▸ EXERCISE DETAILS:
Search the material for the string "title", then return every line where it is found.

▸ DATA LINES:
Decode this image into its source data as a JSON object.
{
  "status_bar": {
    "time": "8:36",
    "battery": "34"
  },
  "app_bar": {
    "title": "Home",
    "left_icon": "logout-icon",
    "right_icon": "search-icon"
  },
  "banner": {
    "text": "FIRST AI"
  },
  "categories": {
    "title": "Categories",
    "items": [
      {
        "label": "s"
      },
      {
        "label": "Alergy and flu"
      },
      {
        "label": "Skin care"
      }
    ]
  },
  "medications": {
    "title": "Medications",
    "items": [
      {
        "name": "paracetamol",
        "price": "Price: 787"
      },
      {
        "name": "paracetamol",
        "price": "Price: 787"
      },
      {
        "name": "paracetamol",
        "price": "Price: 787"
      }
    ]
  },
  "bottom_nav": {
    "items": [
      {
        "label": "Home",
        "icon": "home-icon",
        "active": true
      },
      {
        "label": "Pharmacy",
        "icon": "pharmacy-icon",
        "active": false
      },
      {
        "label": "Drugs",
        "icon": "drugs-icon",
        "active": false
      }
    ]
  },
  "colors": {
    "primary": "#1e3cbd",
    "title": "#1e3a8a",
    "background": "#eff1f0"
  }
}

▸ ANSWER TO THIS TASK:
    "title": "Home",
    "title": "Categories",
    "title": "Medications",
    "title": "#1e3a8a",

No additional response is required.